**YOUR OBJECTIVE**
Each record must be reproduced exactly as it is shown.

┄┄┄┄┄┄┄┄┄┄┄┄┄┄┄┄┄┄┄┄

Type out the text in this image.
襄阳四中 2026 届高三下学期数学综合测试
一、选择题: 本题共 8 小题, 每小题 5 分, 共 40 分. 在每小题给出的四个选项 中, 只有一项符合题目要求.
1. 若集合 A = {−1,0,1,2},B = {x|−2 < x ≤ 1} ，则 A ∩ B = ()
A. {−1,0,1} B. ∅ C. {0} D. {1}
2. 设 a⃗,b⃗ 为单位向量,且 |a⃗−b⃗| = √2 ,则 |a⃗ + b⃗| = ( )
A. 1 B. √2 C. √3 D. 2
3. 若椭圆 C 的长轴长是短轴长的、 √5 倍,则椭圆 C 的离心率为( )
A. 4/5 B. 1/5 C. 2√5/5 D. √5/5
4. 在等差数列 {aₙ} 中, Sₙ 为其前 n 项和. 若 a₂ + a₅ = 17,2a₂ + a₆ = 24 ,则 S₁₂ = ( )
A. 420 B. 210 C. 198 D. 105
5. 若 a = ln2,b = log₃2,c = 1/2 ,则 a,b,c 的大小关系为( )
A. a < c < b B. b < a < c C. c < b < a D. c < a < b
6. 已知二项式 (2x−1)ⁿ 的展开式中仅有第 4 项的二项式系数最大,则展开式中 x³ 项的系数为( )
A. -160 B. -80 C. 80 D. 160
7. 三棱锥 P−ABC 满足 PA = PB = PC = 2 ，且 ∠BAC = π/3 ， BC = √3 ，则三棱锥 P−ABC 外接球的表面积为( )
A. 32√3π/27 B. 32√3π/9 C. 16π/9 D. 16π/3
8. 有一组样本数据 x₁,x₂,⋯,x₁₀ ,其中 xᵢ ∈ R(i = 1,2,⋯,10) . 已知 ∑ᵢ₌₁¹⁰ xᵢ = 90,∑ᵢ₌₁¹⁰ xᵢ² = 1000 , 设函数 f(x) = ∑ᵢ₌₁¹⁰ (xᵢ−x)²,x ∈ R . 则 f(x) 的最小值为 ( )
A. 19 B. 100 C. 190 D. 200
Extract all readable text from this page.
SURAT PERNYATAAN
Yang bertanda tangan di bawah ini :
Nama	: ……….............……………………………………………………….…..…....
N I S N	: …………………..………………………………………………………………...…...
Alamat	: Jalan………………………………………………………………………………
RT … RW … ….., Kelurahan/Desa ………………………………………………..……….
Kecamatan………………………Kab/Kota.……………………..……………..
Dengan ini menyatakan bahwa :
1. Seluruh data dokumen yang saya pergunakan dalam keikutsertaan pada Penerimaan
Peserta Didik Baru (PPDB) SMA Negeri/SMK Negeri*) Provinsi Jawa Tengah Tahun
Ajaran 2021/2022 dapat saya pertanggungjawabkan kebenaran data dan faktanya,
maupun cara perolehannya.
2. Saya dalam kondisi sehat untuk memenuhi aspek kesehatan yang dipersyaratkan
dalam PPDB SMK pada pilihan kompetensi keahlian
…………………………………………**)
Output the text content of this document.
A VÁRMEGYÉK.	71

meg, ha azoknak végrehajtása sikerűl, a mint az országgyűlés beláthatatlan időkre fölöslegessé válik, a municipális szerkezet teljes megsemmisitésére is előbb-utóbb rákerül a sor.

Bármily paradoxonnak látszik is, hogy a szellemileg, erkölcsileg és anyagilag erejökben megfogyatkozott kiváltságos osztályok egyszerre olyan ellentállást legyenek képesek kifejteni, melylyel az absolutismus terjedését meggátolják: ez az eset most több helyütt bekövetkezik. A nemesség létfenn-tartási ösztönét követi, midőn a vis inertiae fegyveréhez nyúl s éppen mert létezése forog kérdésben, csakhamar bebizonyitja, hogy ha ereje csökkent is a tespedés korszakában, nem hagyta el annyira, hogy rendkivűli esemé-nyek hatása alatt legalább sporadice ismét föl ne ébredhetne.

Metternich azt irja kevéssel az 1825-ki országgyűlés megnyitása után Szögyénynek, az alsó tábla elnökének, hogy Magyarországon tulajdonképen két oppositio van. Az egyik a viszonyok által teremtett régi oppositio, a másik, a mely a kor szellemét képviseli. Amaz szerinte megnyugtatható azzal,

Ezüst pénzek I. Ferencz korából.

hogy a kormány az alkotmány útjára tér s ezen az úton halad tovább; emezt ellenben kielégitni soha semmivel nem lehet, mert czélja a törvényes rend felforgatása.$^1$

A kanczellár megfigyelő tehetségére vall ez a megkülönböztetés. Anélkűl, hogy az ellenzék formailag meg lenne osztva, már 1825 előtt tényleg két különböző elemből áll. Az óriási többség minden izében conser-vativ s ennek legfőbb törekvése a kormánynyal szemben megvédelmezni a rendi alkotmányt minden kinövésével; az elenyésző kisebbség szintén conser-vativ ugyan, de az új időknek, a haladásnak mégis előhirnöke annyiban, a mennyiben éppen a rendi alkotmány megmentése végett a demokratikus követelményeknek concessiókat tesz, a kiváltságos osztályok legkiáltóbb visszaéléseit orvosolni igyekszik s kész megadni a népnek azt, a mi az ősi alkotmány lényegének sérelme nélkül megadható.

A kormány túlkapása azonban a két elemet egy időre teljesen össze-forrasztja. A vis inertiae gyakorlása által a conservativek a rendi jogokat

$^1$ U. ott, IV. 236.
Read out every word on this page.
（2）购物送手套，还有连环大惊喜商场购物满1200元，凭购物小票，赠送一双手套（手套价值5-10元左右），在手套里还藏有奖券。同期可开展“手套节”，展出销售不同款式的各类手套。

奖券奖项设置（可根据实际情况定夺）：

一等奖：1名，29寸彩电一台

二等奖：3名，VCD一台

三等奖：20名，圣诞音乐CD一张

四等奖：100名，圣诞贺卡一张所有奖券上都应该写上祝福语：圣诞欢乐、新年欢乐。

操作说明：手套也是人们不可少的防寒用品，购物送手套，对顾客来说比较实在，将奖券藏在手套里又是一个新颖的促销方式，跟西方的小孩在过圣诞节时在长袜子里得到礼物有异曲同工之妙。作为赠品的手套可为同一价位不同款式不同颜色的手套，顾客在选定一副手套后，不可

┄┄┄┄┄┄┄┄┄┄┄┄┄┄┄┄┄┄┄┄

**RESULT OF THIS TASK**
Type out the text in this image.
襄阳四中 2026 届高三下学期数学综合测试
一、选择题: 本题共 8 小题, 每小题 5 分, 共 40 分. 在每小题给出的四个选项 中, 只有一项符合题目要求.
1. 若集合 A = {−1,0,1,2},B = {x|−2 < x ≤ 1} ，则 A ∩ B = ()
A. {−1,0,1} B. ∅ C. {0} D. {1}
2. 设 a⃗,b⃗ 为单位向量,且 |a⃗−b⃗| = √2 ,则 |a⃗ + b⃗| = ( )
A. 1 B. √2 C. √3 D. 2
3. 若椭圆 C 的长轴长是短轴长的、 √5 倍,则椭圆 C 的离心率为( )
A. 4/5 B. 1/5 C. 2√5/5 D. √5/5
4. 在等差数列 {aₙ} 中, Sₙ 为其前 n 项和. 若 a₂ + a₅ = 17,2a₂ + a₆ = 24 ,则 S₁₂ = ( )
A. 420 B. 210 C. 198 D. 105
5. 若 a = ln2,b = log₃2,c = 1/2 ,则 a,b,c 的大小关系为( )
A. a < c < b B. b < a < c C. c < b < a D. c < a < b
6. 已知二项式 (2x−1)ⁿ 的展开式中仅有第 4 项的二项式系数最大,则展开式中 x³ 项的系数为( )
A. -160 B. -80 C. 80 D. 160
7. 三棱锥 P−ABC 满足 PA = PB = PC = 2 ，且 ∠BAC = π/3 ， BC = √3 ，则三棱锥 P−ABC 外接球的表面积为( )
A. 32√3π/27 B. 32√3π/9 C. 16π/9 D. 16π/3
8. 有一组样本数据 x₁,x₂,⋯,x₁₀ ,其中 xᵢ ∈ R(i = 1,2,⋯,10) . 已知 ∑ᵢ₌₁¹⁰ xᵢ = 90,∑ᵢ₌₁¹⁰ xᵢ² = 1000 , 设函数 f(x) = ∑ᵢ₌₁¹⁰ (xᵢ−x)²,x ∈ R . 则 f(x) 的最小值为 ( )
A. 19 B. 100 C. 190 D. 200
Extract all readable text from this page.
SURAT PERNYATAAN
Yang bertanda tangan di bawah ini :
Nama	: ……….............……………………………………………………….…..…....
N I S N	: …………………..………………………………………………………………...…...
Alamat	: Jalan………………………………………………………………………………
RT … RW … ….., Kelurahan/Desa ………………………………………………..……….
Kecamatan………………………Kab/Kota.……………………..……………..
Dengan ini menyatakan bahwa :
1. Seluruh data dokumen yang saya pergunakan dalam keikutsertaan pada Penerimaan
Peserta Didik Baru (PPDB) SMA Negeri/SMK Negeri*) Provinsi Jawa Tengah Tahun
Ajaran 2021/2022 dapat saya pertanggungjawabkan kebenaran data dan faktanya,
maupun cara perolehannya.
2. Saya dalam kondisi sehat untuk memenuhi aspek kesehatan yang dipersyaratkan
dalam PPDB SMK pada pilihan kompetensi keahlian
…………………………………………**)
Output the text content of this document.
A VÁRMEGYÉK.	71

meg, ha azoknak végrehajtása sikerűl, a mint az országgyűlés beláthatatlan időkre fölöslegessé válik, a municipális szerkezet teljes megsemmisitésére is előbb-utóbb rákerül a sor.

Bármily paradoxonnak látszik is, hogy a szellemileg, erkölcsileg és anyagilag erejökben megfogyatkozott kiváltságos osztályok egyszerre olyan ellentállást legyenek képesek kifejteni, melylyel az absolutismus terjedését meggátolják: ez az eset most több helyütt bekövetkezik. A nemesség létfenn-tartási ösztönét követi, midőn a vis inertiae fegyveréhez nyúl s éppen mert létezése forog kérdésben, csakhamar bebizonyitja, hogy ha ereje csökkent is a tespedés korszakában, nem hagyta el annyira, hogy rendkivűli esemé-nyek hatása alatt legalább sporadice ismét föl ne ébredhetne.

Metternich azt irja kevéssel az 1825-ki országgyűlés megnyitása után Szögyénynek, az alsó tábla elnökének, hogy Magyarországon tulajdonképen két oppositio van. Az egyik a viszonyok által teremtett régi oppositio, a másik, a mely a kor szellemét képviseli. Amaz szerinte megnyugtatható azzal,

Ezüst pénzek I. Ferencz korából.

hogy a kormány az alkotmány útjára tér s ezen az úton halad tovább; emezt ellenben kielégitni soha semmivel nem lehet, mert czélja a törvényes rend felforgatása.$^1$

A kanczellár megfigyelő tehetségére vall ez a megkülönböztetés. Anélkűl, hogy az ellenzék formailag meg lenne osztva, már 1825 előtt tényleg két különböző elemből áll. Az óriási többség minden izében conser-vativ s ennek legfőbb törekvése a kormánynyal szemben megvédelmezni a rendi alkotmányt minden kinövésével; az elenyésző kisebbség szintén conser-vativ ugyan, de az új időknek, a haladásnak mégis előhirnöke annyiban, a mennyiben éppen a rendi alkotmány megmentése végett a demokratikus követelményeknek concessiókat tesz, a kiváltságos osztályok legkiáltóbb visszaéléseit orvosolni igyekszik s kész megadni a népnek azt, a mi az ősi alkotmány lényegének sérelme nélkül megadható.

A kormány túlkapása azonban a két elemet egy időre teljesen össze-forrasztja. A vis inertiae gyakorlása által a conservativek a rendi jogokat

$^1$ U. ott, IV. 236.
Read out every word on this page.
（2）购物送手套，还有连环大惊喜商场购物满1200元，凭购物小票，赠送一双手套（手套价值5-10元左右），在手套里还藏有奖券。同期可开展“手套节”，展出销售不同款式的各类手套。

奖券奖项设置（可根据实际情况定夺）：

一等奖：1名，29寸彩电一台

二等奖：3名，VCD一台

三等奖：20名，圣诞音乐CD一张

四等奖：100名，圣诞贺卡一张所有奖券上都应该写上祝福语：圣诞欢乐、新年欢乐。

操作说明：手套也是人们不可少的防寒用品，购物送手套，对顾客来说比较实在，将奖券藏在手套里又是一个新颖的促销方式，跟西方的小孩在过圣诞节时在长袜子里得到礼物有异曲同工之妙。作为赠品的手套可为同一价位不同款式不同颜色的手套，顾客在选定一副手套后，不可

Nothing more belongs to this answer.